#### SOURCE DATA
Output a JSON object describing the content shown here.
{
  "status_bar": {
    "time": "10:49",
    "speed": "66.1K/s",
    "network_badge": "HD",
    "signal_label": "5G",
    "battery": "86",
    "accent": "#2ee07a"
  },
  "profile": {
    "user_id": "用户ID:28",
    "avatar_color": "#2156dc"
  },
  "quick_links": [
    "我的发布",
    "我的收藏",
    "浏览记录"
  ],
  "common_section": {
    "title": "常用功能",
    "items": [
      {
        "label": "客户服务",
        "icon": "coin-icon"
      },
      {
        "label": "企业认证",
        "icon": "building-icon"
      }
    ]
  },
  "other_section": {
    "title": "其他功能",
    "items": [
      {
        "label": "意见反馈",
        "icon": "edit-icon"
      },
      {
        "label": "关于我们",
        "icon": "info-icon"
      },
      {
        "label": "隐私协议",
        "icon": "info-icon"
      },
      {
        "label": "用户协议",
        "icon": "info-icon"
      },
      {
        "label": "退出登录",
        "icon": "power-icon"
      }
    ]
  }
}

#### EXERCISE DESCRIPTION
Each line of the material above must be retyped precisely.

#### THE RESULT
Output a JSON object describing the content shown here.
{
  "status_bar": {
    "time": "10:49",
    "speed": "66.1K/s",
    "network_badge": "HD",
    "signal_label": "5G",
    "battery": "86",
    "accent": "#2ee07a"
  },
  "profile": {
    "user_id": "用户ID:28",
    "avatar_color": "#2156dc"
  },
  "quick_links": [
    "我的发布",
    "我的收藏",
    "浏览记录"
  ],
  "common_section": {
    "title": "常用功能",
    "items": [
      {
        "label": "客户服务",
        "icon": "coin-icon"
      },
      {
        "label": "企业认证",
        "icon": "building-icon"
      }
    ]
  },
  "other_section": {
    "title": "其他功能",
    "items": [
      {
        "label": "意见反馈",
        "icon": "edit-icon"
      },
      {
        "label": "关于我们",
        "icon": "info-icon"
      },
      {
        "label": "隐私协议",
        "icon": "info-icon"
      },
      {
        "label": "用户协议",
        "icon": "info-icon"
      },
      {
        "label": "退出登录",
        "icon": "power-icon"
      }
    ]
  }
}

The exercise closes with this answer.